##### Data for the task #####

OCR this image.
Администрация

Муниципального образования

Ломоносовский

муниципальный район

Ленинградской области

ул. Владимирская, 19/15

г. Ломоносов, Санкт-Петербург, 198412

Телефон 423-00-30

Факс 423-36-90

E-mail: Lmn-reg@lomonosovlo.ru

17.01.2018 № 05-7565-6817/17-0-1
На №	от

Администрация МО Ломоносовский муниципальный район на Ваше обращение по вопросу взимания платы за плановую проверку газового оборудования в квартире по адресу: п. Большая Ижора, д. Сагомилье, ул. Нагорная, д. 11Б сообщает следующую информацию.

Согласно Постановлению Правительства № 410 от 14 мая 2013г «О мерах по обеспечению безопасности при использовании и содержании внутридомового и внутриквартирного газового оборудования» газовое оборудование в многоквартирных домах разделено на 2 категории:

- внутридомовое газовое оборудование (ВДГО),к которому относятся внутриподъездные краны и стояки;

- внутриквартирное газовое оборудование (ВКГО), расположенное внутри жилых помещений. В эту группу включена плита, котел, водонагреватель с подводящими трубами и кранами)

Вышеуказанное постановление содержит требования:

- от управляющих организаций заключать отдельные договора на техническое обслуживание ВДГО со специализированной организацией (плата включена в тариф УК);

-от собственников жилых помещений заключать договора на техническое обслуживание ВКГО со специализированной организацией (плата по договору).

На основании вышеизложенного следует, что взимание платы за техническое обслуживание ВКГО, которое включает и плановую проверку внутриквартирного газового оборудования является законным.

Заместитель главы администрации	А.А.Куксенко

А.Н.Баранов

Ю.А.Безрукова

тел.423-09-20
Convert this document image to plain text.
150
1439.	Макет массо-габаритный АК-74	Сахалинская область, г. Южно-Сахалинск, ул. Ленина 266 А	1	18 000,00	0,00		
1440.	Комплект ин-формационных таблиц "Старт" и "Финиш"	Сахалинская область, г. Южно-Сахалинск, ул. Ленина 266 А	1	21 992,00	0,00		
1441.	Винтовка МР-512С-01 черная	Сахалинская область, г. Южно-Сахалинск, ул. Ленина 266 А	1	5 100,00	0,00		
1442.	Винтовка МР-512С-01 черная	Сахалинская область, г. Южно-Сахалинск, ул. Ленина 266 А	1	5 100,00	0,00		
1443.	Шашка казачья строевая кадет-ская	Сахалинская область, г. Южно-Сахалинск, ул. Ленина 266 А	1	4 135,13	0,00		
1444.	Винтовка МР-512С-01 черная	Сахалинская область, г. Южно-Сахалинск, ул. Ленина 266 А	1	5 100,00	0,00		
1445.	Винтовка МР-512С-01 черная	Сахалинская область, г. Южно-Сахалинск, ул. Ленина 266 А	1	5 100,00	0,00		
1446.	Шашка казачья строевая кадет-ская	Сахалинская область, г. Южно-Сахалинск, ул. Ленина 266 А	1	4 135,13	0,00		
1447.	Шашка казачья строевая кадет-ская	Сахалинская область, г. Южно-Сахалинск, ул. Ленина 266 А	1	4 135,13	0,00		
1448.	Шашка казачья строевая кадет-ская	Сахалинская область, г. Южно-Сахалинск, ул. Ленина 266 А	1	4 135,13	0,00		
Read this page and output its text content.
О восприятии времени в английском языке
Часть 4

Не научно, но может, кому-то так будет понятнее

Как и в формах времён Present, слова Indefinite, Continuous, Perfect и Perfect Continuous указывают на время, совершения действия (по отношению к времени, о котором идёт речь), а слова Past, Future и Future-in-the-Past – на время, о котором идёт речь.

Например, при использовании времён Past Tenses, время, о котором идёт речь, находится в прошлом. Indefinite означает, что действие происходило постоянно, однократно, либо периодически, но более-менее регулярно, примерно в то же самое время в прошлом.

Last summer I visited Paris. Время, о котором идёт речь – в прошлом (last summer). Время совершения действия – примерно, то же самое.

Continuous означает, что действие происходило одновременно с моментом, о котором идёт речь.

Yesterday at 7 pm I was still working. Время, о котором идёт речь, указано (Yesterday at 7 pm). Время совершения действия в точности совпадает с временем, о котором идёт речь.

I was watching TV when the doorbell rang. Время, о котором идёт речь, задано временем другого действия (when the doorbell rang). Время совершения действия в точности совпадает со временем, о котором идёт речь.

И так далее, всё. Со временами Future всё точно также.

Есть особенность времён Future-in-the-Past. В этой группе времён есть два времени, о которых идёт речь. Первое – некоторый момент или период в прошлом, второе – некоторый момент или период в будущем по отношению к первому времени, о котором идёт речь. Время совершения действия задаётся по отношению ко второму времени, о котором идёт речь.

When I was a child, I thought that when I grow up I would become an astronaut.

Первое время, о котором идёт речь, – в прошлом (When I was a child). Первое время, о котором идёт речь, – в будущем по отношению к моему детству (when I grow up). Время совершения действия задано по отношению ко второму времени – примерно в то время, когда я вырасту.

#####

> **Required task**:
Repeat the preceding lines exactly, please, every one of them.

> **Answer**:
OCR this image.
Администрация

Муниципального образования

Ломоносовский

муниципальный район

Ленинградской области

ул. Владимирская, 19/15

г. Ломоносов, Санкт-Петербург, 198412

Телефон 423-00-30

Факс 423-36-90

E-mail: Lmn-reg@lomonosovlo.ru

17.01.2018 № 05-7565-6817/17-0-1
На №	от

Администрация МО Ломоносовский муниципальный район на Ваше обращение по вопросу взимания платы за плановую проверку газового оборудования в квартире по адресу: п. Большая Ижора, д. Сагомилье, ул. Нагорная, д. 11Б сообщает следующую информацию.

Согласно Постановлению Правительства № 410 от 14 мая 2013г «О мерах по обеспечению безопасности при использовании и содержании внутридомового и внутриквартирного газового оборудования» газовое оборудование в многоквартирных домах разделено на 2 категории:

- внутридомовое газовое оборудование (ВДГО),к которому относятся внутриподъездные краны и стояки;

- внутриквартирное газовое оборудование (ВКГО), расположенное внутри жилых помещений. В эту группу включена плита, котел, водонагреватель с подводящими трубами и кранами)

Вышеуказанное постановление содержит требования:

- от управляющих организаций заключать отдельные договора на техническое обслуживание ВДГО со специализированной организацией (плата включена в тариф УК);

-от собственников жилых помещений заключать договора на техническое обслуживание ВКГО со специализированной организацией (плата по договору).

На основании вышеизложенного следует, что взимание платы за техническое обслуживание ВКГО, которое включает и плановую проверку внутриквартирного газового оборудования является законным.

Заместитель главы администрации	А.А.Куксенко

А.Н.Баранов

Ю.А.Безрукова

тел.423-09-20
Convert this document image to plain text.
150
1439.	Макет массо-габаритный АК-74	Сахалинская область, г. Южно-Сахалинск, ул. Ленина 266 А	1	18 000,00	0,00		
1440.	Комплект ин-формационных таблиц "Старт" и "Финиш"	Сахалинская область, г. Южно-Сахалинск, ул. Ленина 266 А	1	21 992,00	0,00		
1441.	Винтовка МР-512С-01 черная	Сахалинская область, г. Южно-Сахалинск, ул. Ленина 266 А	1	5 100,00	0,00		
1442.	Винтовка МР-512С-01 черная	Сахалинская область, г. Южно-Сахалинск, ул. Ленина 266 А	1	5 100,00	0,00		
1443.	Шашка казачья строевая кадет-ская	Сахалинская область, г. Южно-Сахалинск, ул. Ленина 266 А	1	4 135,13	0,00		
1444.	Винтовка МР-512С-01 черная	Сахалинская область, г. Южно-Сахалинск, ул. Ленина 266 А	1	5 100,00	0,00		
1445.	Винтовка МР-512С-01 черная	Сахалинская область, г. Южно-Сахалинск, ул. Ленина 266 А	1	5 100,00	0,00		
1446.	Шашка казачья строевая кадет-ская	Сахалинская область, г. Южно-Сахалинск, ул. Ленина 266 А	1	4 135,13	0,00		
1447.	Шашка казачья строевая кадет-ская	Сахалинская область, г. Южно-Сахалинск, ул. Ленина 266 А	1	4 135,13	0,00		
1448.	Шашка казачья строевая кадет-ская	Сахалинская область, г. Южно-Сахалинск, ул. Ленина 266 А	1	4 135,13	0,00		
Read this page and output its text content.
О восприятии времени в английском языке
Часть 4

Не научно, но может, кому-то так будет понятнее

Как и в формах времён Present, слова Indefinite, Continuous, Perfect и Perfect Continuous указывают на время, совершения действия (по отношению к времени, о котором идёт речь), а слова Past, Future и Future-in-the-Past – на время, о котором идёт речь.

Например, при использовании времён Past Tenses, время, о котором идёт речь, находится в прошлом. Indefinite означает, что действие происходило постоянно, однократно, либо периодически, но более-менее регулярно, примерно в то же самое время в прошлом.

Last summer I visited Paris. Время, о котором идёт речь – в прошлом (last summer). Время совершения действия – примерно, то же самое.

Continuous означает, что действие происходило одновременно с моментом, о котором идёт речь.

Yesterday at 7 pm I was still working. Время, о котором идёт речь, указано (Yesterday at 7 pm). Время совершения действия в точности совпадает с временем, о котором идёт речь.

I was watching TV when the doorbell rang. Время, о котором идёт речь, задано временем другого действия (when the doorbell rang). Время совершения действия в точности совпадает со временем, о котором идёт речь.

И так далее, всё. Со временами Future всё точно также.

Есть особенность времён Future-in-the-Past. В этой группе времён есть два времени, о которых идёт речь. Первое – некоторый момент или период в прошлом, второе – некоторый момент или период в будущем по отношению к первому времени, о котором идёт речь. Время совершения действия задаётся по отношению ко второму времени, о котором идёт речь.

When I was a child, I thought that when I grow up I would become an astronaut.

Первое время, о котором идёт речь, – в прошлом (When I was a child). Первое время, о котором идёт речь, – в будущем по отношению к моему детству (when I grow up). Время совершения действия задано по отношению ко второму времени – примерно в то время, когда я вырасту.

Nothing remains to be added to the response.